Lines containing the word "page" are to be located and copied.
─── Entries provided ───
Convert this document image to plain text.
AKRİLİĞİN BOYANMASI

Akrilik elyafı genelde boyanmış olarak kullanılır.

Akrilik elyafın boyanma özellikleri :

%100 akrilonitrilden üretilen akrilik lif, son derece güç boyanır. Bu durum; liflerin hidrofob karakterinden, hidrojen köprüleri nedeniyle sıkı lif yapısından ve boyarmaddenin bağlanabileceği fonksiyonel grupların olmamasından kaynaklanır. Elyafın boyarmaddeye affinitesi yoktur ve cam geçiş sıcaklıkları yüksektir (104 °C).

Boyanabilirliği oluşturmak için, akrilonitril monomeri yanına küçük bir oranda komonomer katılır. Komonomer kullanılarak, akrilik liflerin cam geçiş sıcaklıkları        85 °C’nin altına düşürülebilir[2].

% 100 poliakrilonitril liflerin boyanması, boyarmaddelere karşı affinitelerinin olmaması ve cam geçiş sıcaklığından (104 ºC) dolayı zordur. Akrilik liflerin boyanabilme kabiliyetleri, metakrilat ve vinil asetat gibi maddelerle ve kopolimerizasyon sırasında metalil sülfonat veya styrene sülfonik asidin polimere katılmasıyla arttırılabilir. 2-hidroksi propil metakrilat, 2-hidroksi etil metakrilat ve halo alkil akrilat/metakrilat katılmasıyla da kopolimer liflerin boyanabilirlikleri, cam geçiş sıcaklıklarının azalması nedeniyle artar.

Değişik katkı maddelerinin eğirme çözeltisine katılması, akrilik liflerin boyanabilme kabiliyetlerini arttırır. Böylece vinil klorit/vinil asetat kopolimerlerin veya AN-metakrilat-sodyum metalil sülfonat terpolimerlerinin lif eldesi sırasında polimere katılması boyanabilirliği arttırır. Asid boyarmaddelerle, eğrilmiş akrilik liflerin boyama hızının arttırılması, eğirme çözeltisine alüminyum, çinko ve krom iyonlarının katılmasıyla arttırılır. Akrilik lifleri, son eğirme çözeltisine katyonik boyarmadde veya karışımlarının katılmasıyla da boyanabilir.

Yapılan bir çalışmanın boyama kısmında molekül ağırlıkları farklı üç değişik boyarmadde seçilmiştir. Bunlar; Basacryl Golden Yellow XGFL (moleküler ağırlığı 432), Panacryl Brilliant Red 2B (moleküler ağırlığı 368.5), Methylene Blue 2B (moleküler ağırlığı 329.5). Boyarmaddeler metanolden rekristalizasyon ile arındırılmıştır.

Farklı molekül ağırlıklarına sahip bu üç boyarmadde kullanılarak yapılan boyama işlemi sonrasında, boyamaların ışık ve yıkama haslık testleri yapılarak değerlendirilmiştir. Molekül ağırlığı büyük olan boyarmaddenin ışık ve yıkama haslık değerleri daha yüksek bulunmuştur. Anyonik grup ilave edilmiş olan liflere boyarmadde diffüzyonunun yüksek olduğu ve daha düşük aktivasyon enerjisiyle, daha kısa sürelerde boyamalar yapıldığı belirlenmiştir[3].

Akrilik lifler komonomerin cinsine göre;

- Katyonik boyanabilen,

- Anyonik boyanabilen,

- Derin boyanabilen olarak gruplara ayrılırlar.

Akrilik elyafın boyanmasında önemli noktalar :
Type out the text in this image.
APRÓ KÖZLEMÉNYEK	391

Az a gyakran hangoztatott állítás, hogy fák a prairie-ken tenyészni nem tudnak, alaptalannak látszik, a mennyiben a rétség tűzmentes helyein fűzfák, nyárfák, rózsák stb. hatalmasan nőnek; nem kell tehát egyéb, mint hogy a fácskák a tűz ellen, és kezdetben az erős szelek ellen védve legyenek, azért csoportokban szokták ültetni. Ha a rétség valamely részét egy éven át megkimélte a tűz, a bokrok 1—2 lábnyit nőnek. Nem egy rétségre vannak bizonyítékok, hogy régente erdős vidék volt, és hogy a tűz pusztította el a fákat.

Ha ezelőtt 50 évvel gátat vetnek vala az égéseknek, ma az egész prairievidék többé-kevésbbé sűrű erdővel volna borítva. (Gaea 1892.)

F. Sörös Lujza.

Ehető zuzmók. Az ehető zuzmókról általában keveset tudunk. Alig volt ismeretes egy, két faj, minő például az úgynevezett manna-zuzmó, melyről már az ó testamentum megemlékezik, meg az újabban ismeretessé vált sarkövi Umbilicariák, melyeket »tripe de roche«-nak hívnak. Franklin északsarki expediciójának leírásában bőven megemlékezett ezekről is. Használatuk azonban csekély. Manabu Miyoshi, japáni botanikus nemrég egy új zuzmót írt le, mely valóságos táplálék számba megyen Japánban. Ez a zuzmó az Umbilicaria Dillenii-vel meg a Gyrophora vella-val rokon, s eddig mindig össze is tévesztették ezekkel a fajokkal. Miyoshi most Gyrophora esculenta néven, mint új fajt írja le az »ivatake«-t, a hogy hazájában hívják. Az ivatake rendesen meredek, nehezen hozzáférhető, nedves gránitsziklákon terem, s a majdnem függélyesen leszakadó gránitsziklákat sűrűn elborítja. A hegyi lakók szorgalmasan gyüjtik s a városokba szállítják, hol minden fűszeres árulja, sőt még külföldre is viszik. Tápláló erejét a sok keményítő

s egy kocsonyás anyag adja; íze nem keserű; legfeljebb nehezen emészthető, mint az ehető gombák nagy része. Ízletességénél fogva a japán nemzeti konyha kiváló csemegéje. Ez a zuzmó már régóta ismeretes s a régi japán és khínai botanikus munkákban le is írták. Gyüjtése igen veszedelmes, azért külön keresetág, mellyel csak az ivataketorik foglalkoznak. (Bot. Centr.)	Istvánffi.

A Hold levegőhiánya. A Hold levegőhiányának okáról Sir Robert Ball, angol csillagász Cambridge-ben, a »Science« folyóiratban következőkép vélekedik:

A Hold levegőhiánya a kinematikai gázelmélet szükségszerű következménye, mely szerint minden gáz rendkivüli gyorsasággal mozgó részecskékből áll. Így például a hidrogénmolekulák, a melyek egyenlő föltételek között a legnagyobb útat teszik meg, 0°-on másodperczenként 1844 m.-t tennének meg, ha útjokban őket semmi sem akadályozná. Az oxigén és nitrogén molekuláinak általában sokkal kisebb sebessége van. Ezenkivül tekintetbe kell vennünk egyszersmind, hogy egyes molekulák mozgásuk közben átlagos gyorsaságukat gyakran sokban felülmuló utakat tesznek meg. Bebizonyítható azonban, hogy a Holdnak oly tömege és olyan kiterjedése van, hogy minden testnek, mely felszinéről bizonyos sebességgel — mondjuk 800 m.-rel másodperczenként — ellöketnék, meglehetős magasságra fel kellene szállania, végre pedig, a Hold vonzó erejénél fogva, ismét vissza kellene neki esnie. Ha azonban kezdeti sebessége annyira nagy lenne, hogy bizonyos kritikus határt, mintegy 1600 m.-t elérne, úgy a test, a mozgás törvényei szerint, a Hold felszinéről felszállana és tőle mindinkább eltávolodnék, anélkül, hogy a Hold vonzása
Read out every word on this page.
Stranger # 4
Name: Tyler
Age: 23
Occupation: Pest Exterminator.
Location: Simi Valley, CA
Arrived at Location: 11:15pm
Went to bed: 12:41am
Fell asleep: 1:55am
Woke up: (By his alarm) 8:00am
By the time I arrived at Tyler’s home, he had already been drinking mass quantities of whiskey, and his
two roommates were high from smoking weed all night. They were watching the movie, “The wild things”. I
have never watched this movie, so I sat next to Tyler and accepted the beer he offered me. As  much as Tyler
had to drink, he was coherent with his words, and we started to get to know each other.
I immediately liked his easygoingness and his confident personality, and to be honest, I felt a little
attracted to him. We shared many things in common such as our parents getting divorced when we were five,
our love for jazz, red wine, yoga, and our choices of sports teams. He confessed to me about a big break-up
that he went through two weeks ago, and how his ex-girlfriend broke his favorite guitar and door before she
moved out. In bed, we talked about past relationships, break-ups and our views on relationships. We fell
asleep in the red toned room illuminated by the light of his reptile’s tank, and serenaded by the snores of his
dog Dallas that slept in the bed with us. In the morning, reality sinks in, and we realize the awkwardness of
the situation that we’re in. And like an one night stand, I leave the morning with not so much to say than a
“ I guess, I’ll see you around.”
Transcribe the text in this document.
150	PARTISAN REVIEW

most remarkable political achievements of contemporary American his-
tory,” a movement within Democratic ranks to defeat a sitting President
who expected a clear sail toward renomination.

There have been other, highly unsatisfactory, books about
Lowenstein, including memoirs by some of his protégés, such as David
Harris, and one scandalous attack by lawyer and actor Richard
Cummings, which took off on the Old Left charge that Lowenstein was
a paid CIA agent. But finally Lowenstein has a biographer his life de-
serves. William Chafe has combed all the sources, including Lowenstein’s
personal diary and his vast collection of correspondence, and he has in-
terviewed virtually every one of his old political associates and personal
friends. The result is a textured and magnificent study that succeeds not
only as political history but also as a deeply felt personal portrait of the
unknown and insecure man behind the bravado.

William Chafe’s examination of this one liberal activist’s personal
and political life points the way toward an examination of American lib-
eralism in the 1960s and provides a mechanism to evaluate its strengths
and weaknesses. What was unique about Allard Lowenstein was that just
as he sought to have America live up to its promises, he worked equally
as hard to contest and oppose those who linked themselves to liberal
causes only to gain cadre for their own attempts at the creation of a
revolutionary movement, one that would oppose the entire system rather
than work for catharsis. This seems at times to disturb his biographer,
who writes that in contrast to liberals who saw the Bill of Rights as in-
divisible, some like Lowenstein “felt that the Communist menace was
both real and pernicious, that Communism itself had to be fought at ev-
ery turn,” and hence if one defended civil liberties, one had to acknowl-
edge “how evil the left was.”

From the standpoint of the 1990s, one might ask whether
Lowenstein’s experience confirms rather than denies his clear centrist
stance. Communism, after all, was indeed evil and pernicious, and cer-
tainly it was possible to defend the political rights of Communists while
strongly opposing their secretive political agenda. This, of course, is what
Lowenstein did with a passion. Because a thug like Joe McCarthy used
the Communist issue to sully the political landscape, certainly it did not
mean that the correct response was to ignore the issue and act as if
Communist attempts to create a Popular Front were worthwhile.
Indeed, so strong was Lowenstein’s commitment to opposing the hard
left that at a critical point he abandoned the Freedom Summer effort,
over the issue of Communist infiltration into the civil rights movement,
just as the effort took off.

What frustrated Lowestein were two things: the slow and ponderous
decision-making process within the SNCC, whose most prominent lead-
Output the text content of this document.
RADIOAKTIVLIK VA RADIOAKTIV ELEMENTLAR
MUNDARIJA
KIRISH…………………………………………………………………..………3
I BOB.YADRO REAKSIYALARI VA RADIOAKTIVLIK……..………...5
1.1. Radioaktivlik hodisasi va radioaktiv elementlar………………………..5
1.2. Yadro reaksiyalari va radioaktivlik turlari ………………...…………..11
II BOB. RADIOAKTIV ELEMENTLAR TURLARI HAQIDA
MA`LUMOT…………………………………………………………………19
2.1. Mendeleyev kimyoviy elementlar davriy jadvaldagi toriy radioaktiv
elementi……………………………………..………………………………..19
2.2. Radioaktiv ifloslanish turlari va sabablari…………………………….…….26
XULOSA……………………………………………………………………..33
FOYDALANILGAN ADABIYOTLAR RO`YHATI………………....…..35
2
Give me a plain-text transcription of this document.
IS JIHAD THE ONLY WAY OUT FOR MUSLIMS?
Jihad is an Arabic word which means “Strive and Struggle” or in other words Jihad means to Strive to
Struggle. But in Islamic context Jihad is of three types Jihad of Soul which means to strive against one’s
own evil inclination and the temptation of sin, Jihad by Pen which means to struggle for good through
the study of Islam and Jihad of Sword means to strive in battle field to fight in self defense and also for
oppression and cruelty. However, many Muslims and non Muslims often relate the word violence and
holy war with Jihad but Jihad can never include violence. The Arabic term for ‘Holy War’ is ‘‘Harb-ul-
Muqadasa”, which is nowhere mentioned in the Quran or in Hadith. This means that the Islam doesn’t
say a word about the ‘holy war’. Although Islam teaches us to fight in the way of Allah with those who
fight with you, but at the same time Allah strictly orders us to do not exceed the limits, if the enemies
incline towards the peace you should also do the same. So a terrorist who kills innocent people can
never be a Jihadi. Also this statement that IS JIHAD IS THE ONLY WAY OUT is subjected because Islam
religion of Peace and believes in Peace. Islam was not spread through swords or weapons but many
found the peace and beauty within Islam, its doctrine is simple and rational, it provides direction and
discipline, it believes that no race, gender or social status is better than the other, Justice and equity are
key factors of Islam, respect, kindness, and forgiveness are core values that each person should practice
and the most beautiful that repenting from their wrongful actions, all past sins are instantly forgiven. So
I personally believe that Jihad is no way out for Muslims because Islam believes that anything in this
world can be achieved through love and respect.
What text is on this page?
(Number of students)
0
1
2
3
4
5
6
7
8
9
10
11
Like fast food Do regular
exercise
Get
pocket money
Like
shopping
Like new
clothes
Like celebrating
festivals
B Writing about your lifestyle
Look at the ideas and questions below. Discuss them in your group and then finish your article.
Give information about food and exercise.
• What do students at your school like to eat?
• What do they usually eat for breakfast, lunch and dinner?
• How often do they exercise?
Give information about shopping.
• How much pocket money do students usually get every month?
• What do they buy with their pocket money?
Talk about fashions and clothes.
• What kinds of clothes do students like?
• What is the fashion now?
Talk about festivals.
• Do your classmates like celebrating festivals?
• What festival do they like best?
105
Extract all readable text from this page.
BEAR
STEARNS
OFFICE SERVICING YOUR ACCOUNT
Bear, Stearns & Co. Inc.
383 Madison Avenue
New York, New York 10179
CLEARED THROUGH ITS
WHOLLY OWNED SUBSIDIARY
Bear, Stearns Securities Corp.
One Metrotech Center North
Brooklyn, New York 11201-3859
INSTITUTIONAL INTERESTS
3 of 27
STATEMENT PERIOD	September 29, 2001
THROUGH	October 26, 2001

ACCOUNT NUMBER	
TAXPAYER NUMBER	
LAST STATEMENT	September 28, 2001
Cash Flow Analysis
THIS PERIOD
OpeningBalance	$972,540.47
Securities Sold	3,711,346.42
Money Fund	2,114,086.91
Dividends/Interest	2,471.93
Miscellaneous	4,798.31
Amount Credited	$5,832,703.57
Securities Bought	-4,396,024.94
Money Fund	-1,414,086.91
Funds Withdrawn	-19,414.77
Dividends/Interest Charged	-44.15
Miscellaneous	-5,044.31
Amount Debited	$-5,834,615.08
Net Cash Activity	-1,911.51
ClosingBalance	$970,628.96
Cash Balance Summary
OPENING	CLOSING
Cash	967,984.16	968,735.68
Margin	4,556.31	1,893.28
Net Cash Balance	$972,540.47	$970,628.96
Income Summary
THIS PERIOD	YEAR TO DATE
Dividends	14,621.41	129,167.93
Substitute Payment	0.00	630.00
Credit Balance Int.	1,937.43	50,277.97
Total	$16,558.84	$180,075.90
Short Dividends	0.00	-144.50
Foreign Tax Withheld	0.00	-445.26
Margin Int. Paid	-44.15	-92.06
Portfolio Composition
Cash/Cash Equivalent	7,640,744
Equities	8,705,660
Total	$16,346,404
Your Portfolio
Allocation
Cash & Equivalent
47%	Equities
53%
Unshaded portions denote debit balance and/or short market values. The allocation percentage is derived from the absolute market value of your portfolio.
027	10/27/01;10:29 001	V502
───
Result of the task >>
Read out every word on this page.
What text is on this page?
Extract all readable text from this page.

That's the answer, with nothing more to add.